* DIRECTIONS: Give the data a second time, exactly and in full.

##### MATERIAL FOR THE TASK

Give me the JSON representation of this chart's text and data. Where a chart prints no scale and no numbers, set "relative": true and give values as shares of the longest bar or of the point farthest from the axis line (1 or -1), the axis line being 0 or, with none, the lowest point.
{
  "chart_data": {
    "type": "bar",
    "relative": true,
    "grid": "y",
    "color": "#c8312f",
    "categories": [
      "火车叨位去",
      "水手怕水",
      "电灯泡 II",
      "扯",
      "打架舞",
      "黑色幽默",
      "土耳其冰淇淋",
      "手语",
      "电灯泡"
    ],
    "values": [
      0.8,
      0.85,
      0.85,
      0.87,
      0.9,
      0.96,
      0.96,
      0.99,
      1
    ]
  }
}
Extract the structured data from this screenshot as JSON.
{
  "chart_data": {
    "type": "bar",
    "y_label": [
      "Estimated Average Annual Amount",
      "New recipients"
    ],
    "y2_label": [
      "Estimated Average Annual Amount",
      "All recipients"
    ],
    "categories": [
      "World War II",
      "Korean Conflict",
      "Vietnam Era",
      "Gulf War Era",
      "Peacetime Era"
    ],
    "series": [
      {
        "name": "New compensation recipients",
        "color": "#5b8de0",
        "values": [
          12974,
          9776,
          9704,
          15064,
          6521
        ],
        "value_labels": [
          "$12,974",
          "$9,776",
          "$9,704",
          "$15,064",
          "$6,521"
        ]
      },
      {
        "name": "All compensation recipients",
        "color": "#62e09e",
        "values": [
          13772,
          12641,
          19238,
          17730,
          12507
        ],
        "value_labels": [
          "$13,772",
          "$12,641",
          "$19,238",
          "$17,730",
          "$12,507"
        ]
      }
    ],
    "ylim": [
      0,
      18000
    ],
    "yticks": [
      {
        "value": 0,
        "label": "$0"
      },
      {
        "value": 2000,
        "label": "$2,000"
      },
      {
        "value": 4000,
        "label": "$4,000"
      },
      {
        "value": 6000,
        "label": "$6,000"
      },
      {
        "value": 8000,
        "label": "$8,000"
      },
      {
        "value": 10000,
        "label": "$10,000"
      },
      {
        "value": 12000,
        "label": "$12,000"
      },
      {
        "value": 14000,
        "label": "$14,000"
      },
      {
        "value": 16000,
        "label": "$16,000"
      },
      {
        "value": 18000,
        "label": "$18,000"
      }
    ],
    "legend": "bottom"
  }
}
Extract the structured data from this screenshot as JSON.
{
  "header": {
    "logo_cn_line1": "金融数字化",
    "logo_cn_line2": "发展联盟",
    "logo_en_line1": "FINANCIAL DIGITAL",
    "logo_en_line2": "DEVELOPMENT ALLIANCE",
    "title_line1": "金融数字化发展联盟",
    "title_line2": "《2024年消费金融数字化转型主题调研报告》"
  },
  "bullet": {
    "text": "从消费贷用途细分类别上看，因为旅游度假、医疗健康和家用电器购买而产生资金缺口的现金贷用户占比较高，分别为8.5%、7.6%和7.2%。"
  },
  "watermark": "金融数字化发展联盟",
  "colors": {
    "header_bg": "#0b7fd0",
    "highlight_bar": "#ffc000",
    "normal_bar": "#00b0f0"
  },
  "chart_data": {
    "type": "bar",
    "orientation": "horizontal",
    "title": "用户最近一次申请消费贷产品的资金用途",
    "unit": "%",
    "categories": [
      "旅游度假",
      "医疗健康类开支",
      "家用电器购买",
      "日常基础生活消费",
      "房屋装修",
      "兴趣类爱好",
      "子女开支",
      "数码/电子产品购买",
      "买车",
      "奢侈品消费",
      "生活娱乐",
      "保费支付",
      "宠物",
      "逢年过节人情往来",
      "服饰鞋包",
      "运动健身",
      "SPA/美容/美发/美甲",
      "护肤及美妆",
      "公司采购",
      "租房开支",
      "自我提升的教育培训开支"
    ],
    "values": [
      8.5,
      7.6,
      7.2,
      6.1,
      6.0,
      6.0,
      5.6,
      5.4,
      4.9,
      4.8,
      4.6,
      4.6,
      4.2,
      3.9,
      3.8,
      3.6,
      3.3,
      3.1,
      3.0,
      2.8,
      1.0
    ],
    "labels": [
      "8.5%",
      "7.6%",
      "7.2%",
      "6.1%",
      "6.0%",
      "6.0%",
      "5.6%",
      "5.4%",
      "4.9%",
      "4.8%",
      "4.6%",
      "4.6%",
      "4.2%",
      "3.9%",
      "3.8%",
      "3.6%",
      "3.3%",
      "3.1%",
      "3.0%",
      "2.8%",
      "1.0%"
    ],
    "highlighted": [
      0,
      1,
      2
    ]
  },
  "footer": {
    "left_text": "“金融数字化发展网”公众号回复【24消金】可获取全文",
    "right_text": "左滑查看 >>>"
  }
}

##########

* FINAL ANSWER:
Give me the JSON representation of this chart's text and data. Where a chart prints no scale and no numbers, set "relative": true and give values as shares of the longest bar or of the point farthest from the axis line (1 or -1), the axis line being 0 or, with none, the lowest point.
{
  "chart_data": {
    "type": "bar",
    "relative": true,
    "grid": "y",
    "color": "#c8312f",
    "categories": [
      "火车叨位去",
      "水手怕水",
      "电灯泡 II",
      "扯",
      "打架舞",
      "黑色幽默",
      "土耳其冰淇淋",
      "手语",
      "电灯泡"
    ],
    "values": [
      0.8,
      0.85,
      0.85,
      0.87,
      0.9,
      0.96,
      0.96,
      0.99,
      1
    ]
  }
}
Extract the structured data from this screenshot as JSON.
{
  "chart_data": {
    "type": "bar",
    "y_label": [
      "Estimated Average Annual Amount",
      "New recipients"
    ],
    "y2_label": [
      "Estimated Average Annual Amount",
      "All recipients"
    ],
    "categories": [
      "World War II",
      "Korean Conflict",
      "Vietnam Era",
      "Gulf War Era",
      "Peacetime Era"
    ],
    "series": [
      {
        "name": "New compensation recipients",
        "color": "#5b8de0",
        "values": [
          12974,
          9776,
          9704,
          15064,
          6521
        ],
        "value_labels": [
          "$12,974",
          "$9,776",
          "$9,704",
          "$15,064",
          "$6,521"
        ]
      },
      {
        "name": "All compensation recipients",
        "color": "#62e09e",
        "values": [
          13772,
          12641,
          19238,
          17730,
          12507
        ],
        "value_labels": [
          "$13,772",
          "$12,641",
          "$19,238",
          "$17,730",
          "$12,507"
        ]
      }
    ],
    "ylim": [
      0,
      18000
    ],
    "yticks": [
      {
        "value": 0,
        "label": "$0"
      },
      {
        "value": 2000,
        "label": "$2,000"
      },
      {
        "value": 4000,
        "label": "$4,000"
      },
      {
        "value": 6000,
        "label": "$6,000"
      },
      {
        "value": 8000,
        "label": "$8,000"
      },
      {
        "value": 10000,
        "label": "$10,000"
      },
      {
        "value": 12000,
        "label": "$12,000"
      },
      {
        "value": 14000,
        "label": "$14,000"
      },
      {
        "value": 16000,
        "label": "$16,000"
      },
      {
        "value": 18000,
        "label": "$18,000"
      }
    ],
    "legend": "bottom"
  }
}
Extract the structured data from this screenshot as JSON.
{
  "header": {
    "logo_cn_line1": "金融数字化",
    "logo_cn_line2": "发展联盟",
    "logo_en_line1": "FINANCIAL DIGITAL",
    "logo_en_line2": "DEVELOPMENT ALLIANCE",
    "title_line1": "金融数字化发展联盟",
    "title_line2": "《2024年消费金融数字化转型主题调研报告》"
  },
  "bullet": {
    "text": "从消费贷用途细分类别上看，因为旅游度假、医疗健康和家用电器购买而产生资金缺口的现金贷用户占比较高，分别为8.5%、7.6%和7.2%。"
  },
  "watermark": "金融数字化发展联盟",
  "colors": {
    "header_bg": "#0b7fd0",
    "highlight_bar": "#ffc000",
    "normal_bar": "#00b0f0"
  },
  "chart_data": {
    "type": "bar",
    "orientation": "horizontal",
    "title": "用户最近一次申请消费贷产品的资金用途",
    "unit": "%",
    "categories": [
      "旅游度假",
      "医疗健康类开支",
      "家用电器购买",
      "日常基础生活消费",
      "房屋装修",
      "兴趣类爱好",
      "子女开支",
      "数码/电子产品购买",
      "买车",
      "奢侈品消费",
      "生活娱乐",
      "保费支付",
      "宠物",
      "逢年过节人情往来",
      "服饰鞋包",
      "运动健身",
      "SPA/美容/美发/美甲",
      "护肤及美妆",
      "公司采购",
      "租房开支",
      "自我提升的教育培训开支"
    ],
    "values": [
      8.5,
      7.6,
      7.2,
      6.1,
      6.0,
      6.0,
      5.6,
      5.4,
      4.9,
      4.8,
      4.6,
      4.6,
      4.2,
      3.9,
      3.8,
      3.6,
      3.3,
      3.1,
      3.0,
      2.8,
      1.0
    ],
    "labels": [
      "8.5%",
      "7.6%",
      "7.2%",
      "6.1%",
      "6.0%",
      "6.0%",
      "5.6%",
      "5.4%",
      "4.9%",
      "4.8%",
      "4.6%",
      "4.6%",
      "4.2%",
      "3.9%",
      "3.8%",
      "3.6%",
      "3.3%",
      "3.1%",
      "3.0%",
      "2.8%",
      "1.0%"
    ],
    "highlighted": [
      0,
      1,
      2
    ]
  },
  "footer": {
    "left_text": "“金融数字化发展网”公众号回复【24消金】可获取全文",
    "right_text": "左滑查看 >>>"
  }
}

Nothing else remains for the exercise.